**SET TASK:** Check every line below for the word "subtitle" and copy each one that has it.

**SUPPLIED MATERIAL:**

- - -

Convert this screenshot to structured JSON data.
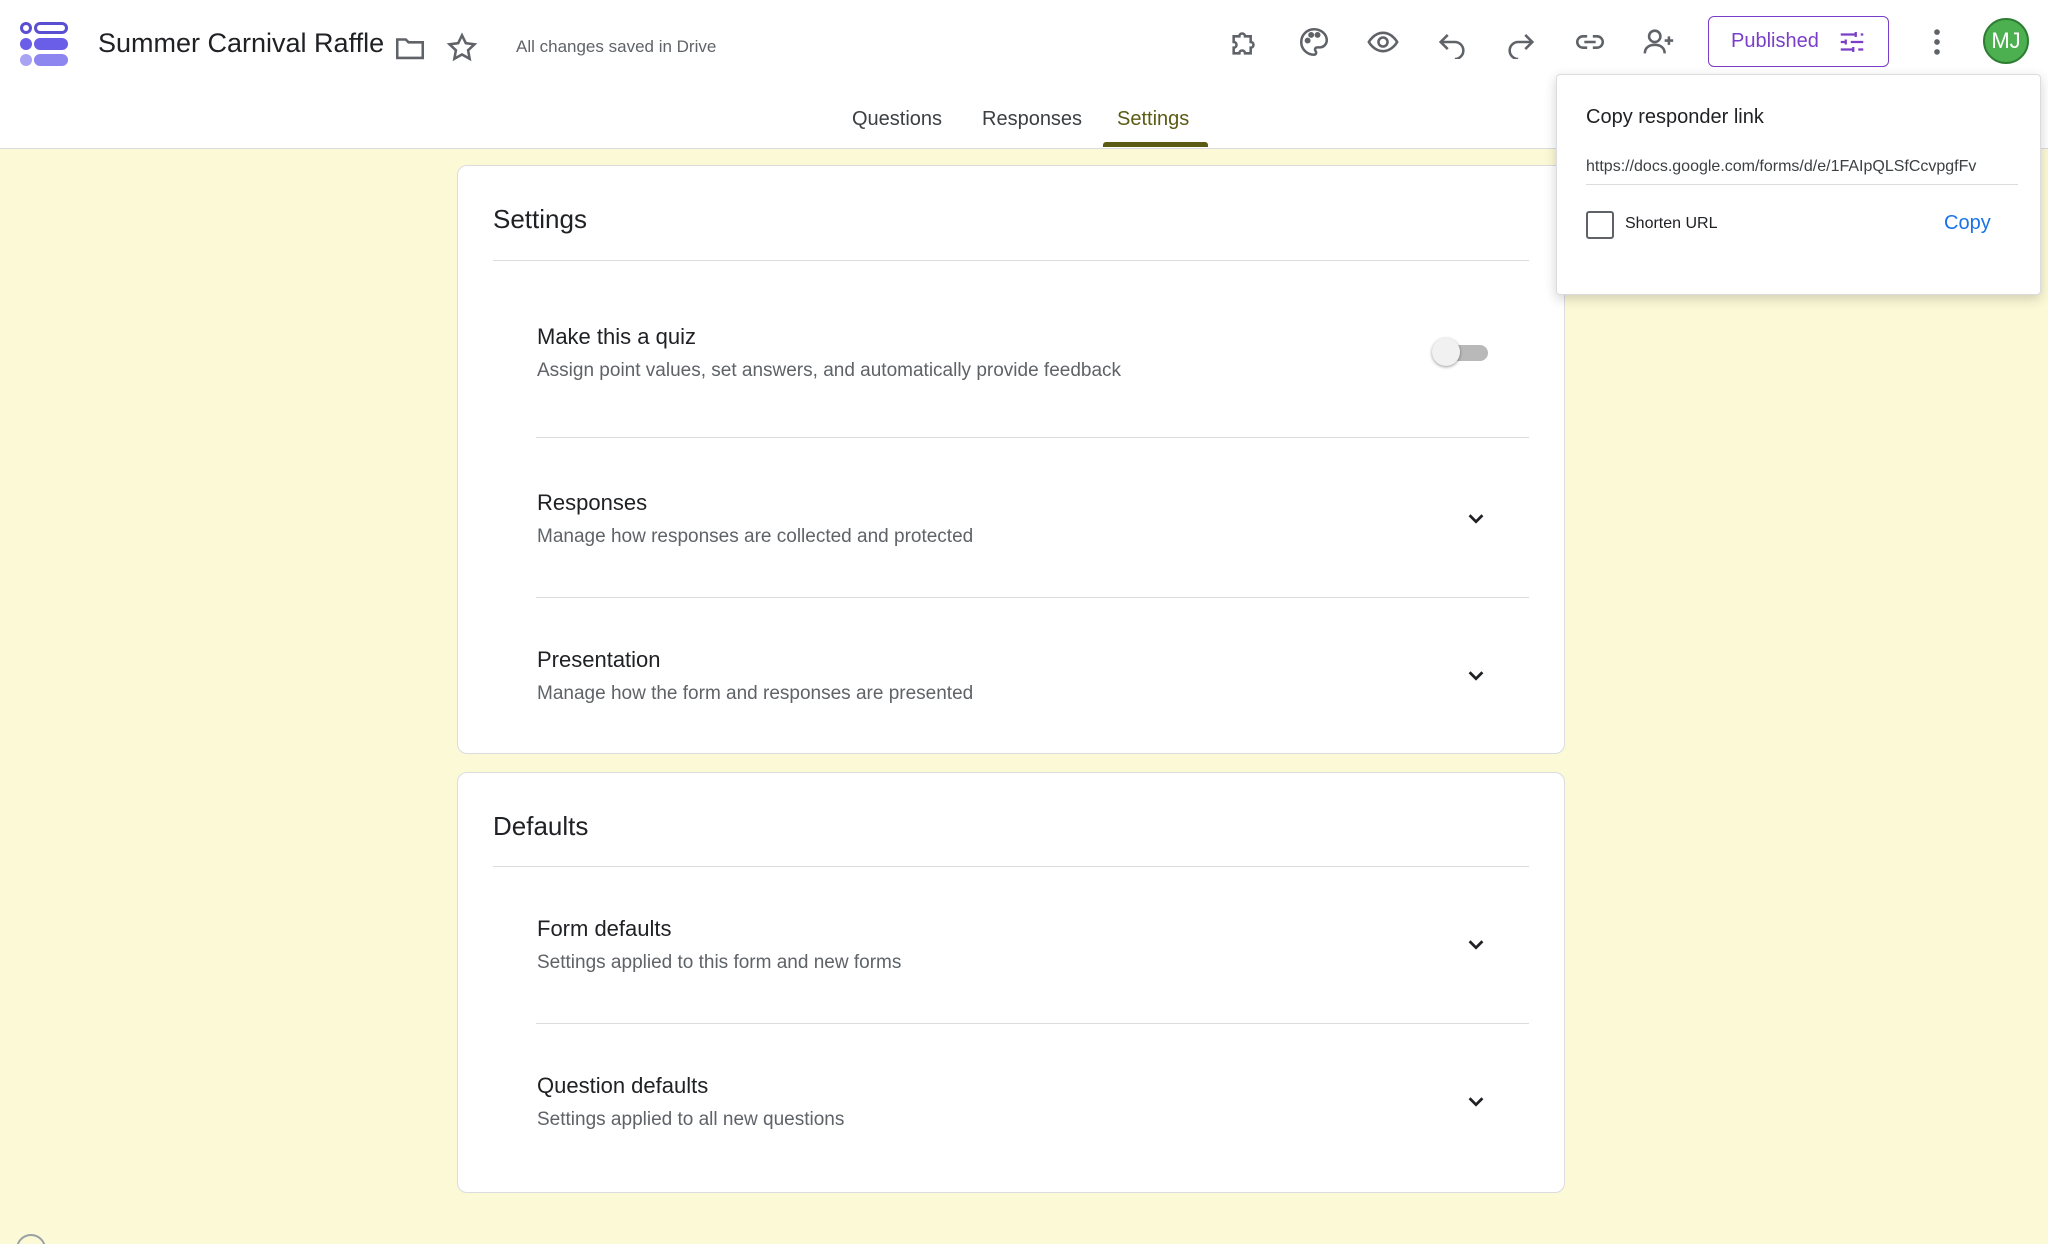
{
  "app": {
    "title": "Summer Carnival Raffle",
    "save_status": "All changes saved in Drive"
  },
  "header": {
    "icons": [
      "forms-logo-icon",
      "folder-icon",
      "star-icon",
      "addon-puzzle-icon",
      "palette-icon",
      "preview-eye-icon",
      "undo-icon",
      "redo-icon",
      "link-icon",
      "add-collaborator-icon",
      "more-vert-icon"
    ],
    "published_label": "Published",
    "avatar_initials": "MJ"
  },
  "tabs": [
    {
      "label": "Questions",
      "active": false
    },
    {
      "label": "Responses",
      "active": false
    },
    {
      "label": "Settings",
      "active": true
    }
  ],
  "settings_card": {
    "title": "Settings",
    "rows": [
      {
        "title": "Make this a quiz",
        "subtitle": "Assign point values, set answers, and automatically provide feedback",
        "control": "toggle",
        "toggle_on": false
      },
      {
        "title": "Responses",
        "subtitle": "Manage how responses are collected and protected",
        "control": "chevron-down-icon"
      },
      {
        "title": "Presentation",
        "subtitle": "Manage how the form and responses are presented",
        "control": "chevron-down-icon"
      }
    ]
  },
  "defaults_card": {
    "title": "Defaults",
    "rows": [
      {
        "title": "Form defaults",
        "subtitle": "Settings applied to this form and new forms",
        "control": "chevron-down-icon"
      },
      {
        "title": "Question defaults",
        "subtitle": "Settings applied to all new questions",
        "control": "chevron-down-icon"
      }
    ]
  },
  "popup": {
    "title": "Copy responder link",
    "url": "https://docs.google.com/forms/d/e/1FAIpQLSfCcvpgfFv",
    "shorten_label": "Shorten URL",
    "shorten_checked": false,
    "copy_label": "Copy"
  },
  "colors": {
    "background": "#fcfad6",
    "accent_tab": "#5b5b14",
    "published": "#7a3ec8",
    "link_blue": "#1a73e8",
    "avatar": "#4caf50"
  }
}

- - -

**COMPLETE RESPONSE:**
        "subtitle": "Assign point values, set answers, and automatically provide feedback",
        "subtitle": "Manage how responses are collected and protected",
        "subtitle": "Manage how the form and responses are presented",
        "subtitle": "Settings applied to this form and new forms",
        "subtitle": "Settings applied to all new questions",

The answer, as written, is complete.